_Excerpted data_.

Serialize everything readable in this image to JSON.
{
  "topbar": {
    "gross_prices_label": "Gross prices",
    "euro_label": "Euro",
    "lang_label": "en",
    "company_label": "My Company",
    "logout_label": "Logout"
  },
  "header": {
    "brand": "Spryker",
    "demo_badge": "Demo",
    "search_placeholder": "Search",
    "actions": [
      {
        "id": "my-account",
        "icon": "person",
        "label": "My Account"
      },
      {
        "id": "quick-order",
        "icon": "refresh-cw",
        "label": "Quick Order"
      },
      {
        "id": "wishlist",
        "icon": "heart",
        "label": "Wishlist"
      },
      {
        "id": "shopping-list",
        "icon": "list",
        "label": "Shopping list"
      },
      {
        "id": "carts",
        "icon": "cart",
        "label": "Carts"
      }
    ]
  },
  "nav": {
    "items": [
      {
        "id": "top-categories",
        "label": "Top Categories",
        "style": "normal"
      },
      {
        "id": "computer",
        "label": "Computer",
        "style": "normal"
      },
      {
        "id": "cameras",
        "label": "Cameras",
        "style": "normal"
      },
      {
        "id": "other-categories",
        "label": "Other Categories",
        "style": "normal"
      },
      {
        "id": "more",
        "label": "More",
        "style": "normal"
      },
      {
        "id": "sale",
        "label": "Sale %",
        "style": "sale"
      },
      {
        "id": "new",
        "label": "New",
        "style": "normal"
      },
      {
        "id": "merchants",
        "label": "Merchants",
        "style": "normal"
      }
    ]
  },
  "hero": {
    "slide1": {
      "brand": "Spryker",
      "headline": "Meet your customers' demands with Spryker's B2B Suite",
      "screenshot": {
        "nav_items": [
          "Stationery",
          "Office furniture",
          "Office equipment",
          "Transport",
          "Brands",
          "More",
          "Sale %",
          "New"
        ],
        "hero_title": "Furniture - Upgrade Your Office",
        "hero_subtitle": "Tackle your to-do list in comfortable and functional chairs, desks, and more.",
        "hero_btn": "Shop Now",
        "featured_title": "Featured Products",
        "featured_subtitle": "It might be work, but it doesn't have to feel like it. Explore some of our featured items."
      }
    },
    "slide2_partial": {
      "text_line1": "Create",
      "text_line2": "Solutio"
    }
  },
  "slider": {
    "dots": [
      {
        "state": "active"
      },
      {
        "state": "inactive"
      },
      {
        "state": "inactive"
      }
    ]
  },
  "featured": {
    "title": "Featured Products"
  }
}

_The request_. Extract the whole listing, character for character.

_Full solution_.
Serialize everything readable in this image to JSON.
{
  "topbar": {
    "gross_prices_label": "Gross prices",
    "euro_label": "Euro",
    "lang_label": "en",
    "company_label": "My Company",
    "logout_label": "Logout"
  },
  "header": {
    "brand": "Spryker",
    "demo_badge": "Demo",
    "search_placeholder": "Search",
    "actions": [
      {
        "id": "my-account",
        "icon": "person",
        "label": "My Account"
      },
      {
        "id": "quick-order",
        "icon": "refresh-cw",
        "label": "Quick Order"
      },
      {
        "id": "wishlist",
        "icon": "heart",
        "label": "Wishlist"
      },
      {
        "id": "shopping-list",
        "icon": "list",
        "label": "Shopping list"
      },
      {
        "id": "carts",
        "icon": "cart",
        "label": "Carts"
      }
    ]
  },
  "nav": {
    "items": [
      {
        "id": "top-categories",
        "label": "Top Categories",
        "style": "normal"
      },
      {
        "id": "computer",
        "label": "Computer",
        "style": "normal"
      },
      {
        "id": "cameras",
        "label": "Cameras",
        "style": "normal"
      },
      {
        "id": "other-categories",
        "label": "Other Categories",
        "style": "normal"
      },
      {
        "id": "more",
        "label": "More",
        "style": "normal"
      },
      {
        "id": "sale",
        "label": "Sale %",
        "style": "sale"
      },
      {
        "id": "new",
        "label": "New",
        "style": "normal"
      },
      {
        "id": "merchants",
        "label": "Merchants",
        "style": "normal"
      }
    ]
  },
  "hero": {
    "slide1": {
      "brand": "Spryker",
      "headline": "Meet your customers' demands with Spryker's B2B Suite",
      "screenshot": {
        "nav_items": [
          "Stationery",
          "Office furniture",
          "Office equipment",
          "Transport",
          "Brands",
          "More",
          "Sale %",
          "New"
        ],
        "hero_title": "Furniture - Upgrade Your Office",
        "hero_subtitle": "Tackle your to-do list in comfortable and functional chairs, desks, and more.",
        "hero_btn": "Shop Now",
        "featured_title": "Featured Products",
        "featured_subtitle": "It might be work, but it doesn't have to feel like it. Explore some of our featured items."
      }
    },
    "slide2_partial": {
      "text_line1": "Create",
      "text_line2": "Solutio"
    }
  },
  "slider": {
    "dots": [
      {
        "state": "active"
      },
      {
        "state": "inactive"
      },
      {
        "state": "inactive"
      }
    ]
  },
  "featured": {
    "title": "Featured Products"
  }
}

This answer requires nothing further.